:: Records for the task ::

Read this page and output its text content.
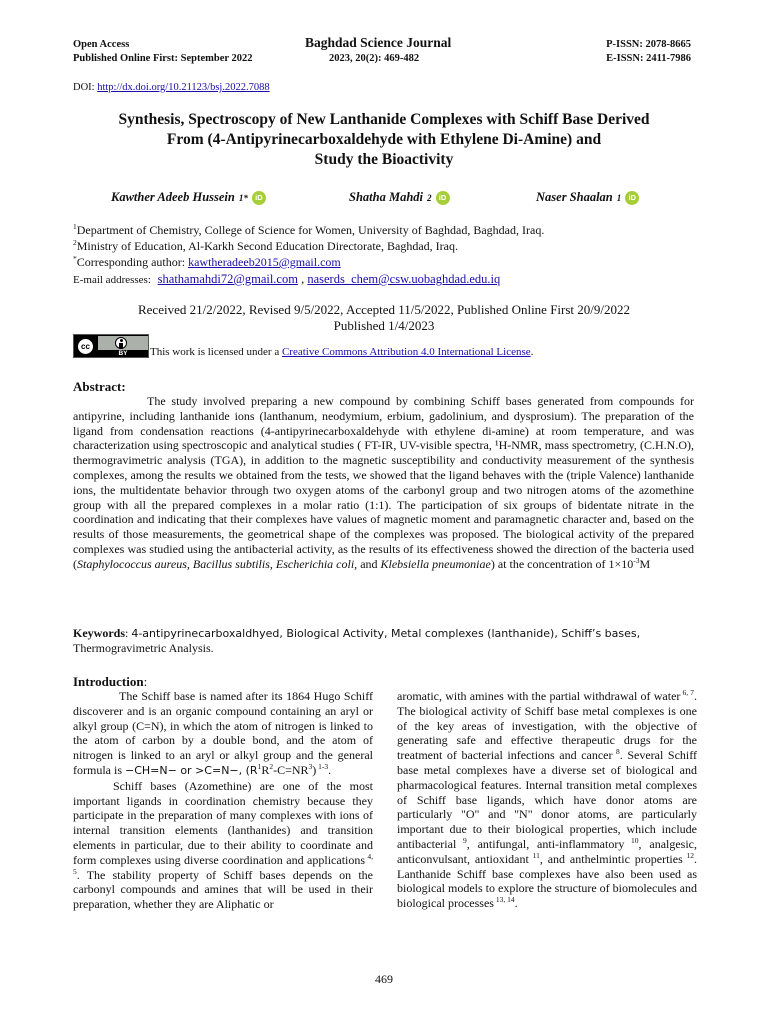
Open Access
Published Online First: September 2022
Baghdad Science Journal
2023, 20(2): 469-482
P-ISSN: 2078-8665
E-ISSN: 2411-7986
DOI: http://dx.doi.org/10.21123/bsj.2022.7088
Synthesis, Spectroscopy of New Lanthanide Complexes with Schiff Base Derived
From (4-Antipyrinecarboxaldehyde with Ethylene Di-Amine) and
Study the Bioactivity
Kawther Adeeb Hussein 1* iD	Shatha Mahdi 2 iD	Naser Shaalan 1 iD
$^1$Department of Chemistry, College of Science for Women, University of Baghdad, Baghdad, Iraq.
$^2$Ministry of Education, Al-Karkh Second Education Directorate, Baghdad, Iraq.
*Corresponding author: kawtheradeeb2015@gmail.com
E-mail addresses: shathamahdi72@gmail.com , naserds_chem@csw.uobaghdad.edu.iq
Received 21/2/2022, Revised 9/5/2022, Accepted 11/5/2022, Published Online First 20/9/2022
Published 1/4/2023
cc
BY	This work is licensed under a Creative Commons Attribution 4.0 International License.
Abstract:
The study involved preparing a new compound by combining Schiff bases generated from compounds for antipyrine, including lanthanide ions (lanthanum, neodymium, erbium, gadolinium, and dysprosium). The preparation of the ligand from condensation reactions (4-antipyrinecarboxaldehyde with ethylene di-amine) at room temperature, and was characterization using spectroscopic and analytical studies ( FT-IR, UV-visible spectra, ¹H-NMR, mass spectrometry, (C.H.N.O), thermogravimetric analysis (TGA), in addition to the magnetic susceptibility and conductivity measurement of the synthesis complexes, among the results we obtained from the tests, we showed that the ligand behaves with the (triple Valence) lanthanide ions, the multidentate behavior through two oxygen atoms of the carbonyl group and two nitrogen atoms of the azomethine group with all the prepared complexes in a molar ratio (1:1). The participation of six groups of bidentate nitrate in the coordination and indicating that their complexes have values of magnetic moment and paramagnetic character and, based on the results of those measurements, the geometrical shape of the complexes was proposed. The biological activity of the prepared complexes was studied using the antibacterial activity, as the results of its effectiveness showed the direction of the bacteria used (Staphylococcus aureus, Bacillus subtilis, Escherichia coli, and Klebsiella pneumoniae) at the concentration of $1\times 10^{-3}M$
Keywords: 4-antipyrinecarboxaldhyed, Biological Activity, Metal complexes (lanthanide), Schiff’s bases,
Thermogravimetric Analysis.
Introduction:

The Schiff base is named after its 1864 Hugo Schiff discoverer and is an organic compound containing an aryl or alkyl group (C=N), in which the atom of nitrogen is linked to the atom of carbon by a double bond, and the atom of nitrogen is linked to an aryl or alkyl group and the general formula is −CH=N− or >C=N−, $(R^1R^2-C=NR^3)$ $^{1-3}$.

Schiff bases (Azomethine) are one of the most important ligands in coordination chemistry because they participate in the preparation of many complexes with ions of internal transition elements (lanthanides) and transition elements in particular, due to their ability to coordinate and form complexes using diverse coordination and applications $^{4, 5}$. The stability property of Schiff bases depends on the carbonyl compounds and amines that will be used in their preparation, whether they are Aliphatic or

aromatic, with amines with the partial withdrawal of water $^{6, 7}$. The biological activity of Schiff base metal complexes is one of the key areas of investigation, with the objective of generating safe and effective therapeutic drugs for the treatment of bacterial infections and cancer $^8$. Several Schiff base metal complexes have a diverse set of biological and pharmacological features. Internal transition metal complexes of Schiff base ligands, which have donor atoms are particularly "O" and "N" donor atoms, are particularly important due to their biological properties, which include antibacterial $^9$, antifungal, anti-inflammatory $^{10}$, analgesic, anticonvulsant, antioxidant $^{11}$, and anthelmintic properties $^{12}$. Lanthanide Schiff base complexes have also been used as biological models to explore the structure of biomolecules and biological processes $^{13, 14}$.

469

:: What the task asks ::
Scan the records for the word "Iraq", and copy each line where it is found.

:: Result of this exercise ::
$^1$Department of Chemistry, College of Science for Women, University of Baghdad, Baghdad, Iraq.
$^2$Ministry of Education, Al-Karkh Second Education Directorate, Baghdad, Iraq.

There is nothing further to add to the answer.